--- Start Material for the task ---

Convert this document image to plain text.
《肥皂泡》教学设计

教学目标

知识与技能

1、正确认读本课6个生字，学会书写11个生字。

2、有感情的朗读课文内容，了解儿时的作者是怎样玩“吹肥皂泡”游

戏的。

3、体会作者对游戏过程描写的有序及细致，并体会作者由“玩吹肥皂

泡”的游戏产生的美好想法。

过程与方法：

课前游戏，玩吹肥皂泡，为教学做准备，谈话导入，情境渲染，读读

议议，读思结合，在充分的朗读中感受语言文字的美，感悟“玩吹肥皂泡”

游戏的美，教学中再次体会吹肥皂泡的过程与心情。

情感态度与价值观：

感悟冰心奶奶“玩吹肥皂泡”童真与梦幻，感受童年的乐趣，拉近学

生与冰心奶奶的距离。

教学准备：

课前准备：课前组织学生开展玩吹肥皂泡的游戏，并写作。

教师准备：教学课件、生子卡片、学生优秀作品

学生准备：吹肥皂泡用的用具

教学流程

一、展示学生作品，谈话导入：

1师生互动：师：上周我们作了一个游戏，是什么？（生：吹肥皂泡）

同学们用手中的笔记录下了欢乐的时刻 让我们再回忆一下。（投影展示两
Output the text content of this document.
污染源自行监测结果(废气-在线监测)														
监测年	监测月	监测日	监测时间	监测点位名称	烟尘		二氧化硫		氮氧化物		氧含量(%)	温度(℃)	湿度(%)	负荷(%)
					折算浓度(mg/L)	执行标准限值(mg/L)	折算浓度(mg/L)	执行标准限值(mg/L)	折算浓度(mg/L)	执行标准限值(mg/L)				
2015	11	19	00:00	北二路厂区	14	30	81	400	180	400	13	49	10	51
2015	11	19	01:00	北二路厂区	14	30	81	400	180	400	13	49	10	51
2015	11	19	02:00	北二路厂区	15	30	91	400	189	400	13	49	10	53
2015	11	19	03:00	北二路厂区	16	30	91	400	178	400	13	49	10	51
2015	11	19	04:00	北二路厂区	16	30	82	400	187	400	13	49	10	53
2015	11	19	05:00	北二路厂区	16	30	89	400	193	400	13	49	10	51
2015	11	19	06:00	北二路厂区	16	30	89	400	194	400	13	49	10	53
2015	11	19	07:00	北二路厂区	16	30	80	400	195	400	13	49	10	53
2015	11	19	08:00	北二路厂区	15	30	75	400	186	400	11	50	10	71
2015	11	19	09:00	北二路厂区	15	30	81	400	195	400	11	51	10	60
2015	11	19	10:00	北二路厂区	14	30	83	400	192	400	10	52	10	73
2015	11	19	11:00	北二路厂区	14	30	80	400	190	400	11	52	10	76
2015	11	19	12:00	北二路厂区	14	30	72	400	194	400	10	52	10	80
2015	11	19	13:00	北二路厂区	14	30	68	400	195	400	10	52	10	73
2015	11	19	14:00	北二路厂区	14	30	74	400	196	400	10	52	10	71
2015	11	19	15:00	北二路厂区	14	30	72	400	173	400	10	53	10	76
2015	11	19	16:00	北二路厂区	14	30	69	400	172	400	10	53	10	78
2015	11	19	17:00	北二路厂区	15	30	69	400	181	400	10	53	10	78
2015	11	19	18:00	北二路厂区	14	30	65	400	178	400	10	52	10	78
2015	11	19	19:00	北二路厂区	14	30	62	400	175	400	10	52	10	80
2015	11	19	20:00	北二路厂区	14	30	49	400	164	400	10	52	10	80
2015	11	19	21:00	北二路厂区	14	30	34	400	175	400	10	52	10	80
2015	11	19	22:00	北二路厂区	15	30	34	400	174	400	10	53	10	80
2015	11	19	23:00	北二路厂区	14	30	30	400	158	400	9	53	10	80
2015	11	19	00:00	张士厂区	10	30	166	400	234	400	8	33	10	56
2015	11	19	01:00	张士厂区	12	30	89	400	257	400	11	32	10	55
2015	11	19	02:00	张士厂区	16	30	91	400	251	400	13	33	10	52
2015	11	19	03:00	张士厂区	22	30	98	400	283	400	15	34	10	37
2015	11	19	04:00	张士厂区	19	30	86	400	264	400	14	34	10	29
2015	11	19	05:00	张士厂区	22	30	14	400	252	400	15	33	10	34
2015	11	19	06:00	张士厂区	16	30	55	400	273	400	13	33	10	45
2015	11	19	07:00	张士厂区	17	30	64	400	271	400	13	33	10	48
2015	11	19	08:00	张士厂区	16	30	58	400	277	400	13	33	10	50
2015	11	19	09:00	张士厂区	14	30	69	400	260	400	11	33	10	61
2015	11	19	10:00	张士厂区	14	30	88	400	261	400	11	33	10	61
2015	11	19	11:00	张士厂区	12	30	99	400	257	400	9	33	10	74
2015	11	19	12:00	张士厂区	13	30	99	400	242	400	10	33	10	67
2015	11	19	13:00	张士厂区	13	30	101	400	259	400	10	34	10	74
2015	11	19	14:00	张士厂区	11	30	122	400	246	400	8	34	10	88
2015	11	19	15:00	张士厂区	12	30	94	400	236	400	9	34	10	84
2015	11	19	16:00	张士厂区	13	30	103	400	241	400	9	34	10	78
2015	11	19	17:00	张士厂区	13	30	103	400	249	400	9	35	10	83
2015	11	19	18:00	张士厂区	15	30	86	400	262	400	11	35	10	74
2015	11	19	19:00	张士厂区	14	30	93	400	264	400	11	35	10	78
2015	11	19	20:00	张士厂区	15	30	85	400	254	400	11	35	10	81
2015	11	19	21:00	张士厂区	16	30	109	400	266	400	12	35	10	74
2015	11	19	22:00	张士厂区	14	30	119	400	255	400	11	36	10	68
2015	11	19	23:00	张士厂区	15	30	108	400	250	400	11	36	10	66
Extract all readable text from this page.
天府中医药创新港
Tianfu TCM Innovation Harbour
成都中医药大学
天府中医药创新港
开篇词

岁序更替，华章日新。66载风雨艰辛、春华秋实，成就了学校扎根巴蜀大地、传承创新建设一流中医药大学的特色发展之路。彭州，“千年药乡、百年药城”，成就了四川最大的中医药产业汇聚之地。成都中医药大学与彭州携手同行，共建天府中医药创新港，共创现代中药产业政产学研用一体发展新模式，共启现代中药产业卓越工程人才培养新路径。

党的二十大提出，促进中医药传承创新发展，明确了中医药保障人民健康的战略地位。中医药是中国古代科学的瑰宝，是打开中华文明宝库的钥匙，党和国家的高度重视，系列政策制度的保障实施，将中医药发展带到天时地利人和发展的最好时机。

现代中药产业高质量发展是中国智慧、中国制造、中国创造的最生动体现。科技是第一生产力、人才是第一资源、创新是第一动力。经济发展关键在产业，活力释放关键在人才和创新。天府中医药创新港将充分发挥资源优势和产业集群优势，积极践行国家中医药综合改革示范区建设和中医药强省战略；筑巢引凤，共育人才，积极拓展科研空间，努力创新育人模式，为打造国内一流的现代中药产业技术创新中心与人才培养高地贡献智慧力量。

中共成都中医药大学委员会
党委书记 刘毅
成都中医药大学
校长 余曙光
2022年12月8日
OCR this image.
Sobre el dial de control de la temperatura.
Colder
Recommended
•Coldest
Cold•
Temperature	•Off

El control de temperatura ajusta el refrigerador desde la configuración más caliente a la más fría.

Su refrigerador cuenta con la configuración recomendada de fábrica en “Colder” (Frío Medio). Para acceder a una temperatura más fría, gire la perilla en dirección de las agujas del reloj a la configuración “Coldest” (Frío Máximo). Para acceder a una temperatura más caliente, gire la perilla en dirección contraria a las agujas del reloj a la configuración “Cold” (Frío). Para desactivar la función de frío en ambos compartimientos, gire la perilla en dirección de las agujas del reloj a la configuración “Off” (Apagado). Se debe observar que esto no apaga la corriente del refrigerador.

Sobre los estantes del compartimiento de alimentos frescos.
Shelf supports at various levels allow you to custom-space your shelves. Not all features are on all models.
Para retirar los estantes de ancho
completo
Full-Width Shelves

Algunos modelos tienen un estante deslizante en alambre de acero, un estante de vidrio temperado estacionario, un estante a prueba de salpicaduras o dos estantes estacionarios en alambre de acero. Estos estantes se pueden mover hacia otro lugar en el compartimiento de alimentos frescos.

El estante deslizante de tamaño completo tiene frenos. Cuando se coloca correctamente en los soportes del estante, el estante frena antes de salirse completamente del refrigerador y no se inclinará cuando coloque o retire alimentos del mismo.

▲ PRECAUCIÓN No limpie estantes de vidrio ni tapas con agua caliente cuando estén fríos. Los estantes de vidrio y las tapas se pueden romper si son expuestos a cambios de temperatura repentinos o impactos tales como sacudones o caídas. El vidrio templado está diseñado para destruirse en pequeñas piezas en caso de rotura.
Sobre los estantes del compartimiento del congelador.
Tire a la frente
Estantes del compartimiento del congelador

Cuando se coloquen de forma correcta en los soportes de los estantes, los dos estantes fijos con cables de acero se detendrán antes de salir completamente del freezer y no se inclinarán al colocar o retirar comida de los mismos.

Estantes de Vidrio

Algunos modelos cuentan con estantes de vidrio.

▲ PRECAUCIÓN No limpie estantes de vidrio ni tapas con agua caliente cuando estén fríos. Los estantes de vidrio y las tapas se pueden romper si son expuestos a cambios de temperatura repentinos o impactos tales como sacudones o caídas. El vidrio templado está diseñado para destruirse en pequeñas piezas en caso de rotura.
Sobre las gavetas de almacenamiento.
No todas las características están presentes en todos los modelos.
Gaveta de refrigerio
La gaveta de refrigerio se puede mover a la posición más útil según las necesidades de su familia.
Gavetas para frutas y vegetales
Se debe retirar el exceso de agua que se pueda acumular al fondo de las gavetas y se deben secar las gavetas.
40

--- End Material for the task ---

_Exercise objective_. Pull out all lines containing the word "control" from the entries above.

_Response to this exercise_.
Sobre el dial de control de la temperatura.
El control de temperatura ajusta el refrigerador desde la configuración más caliente a la más fría.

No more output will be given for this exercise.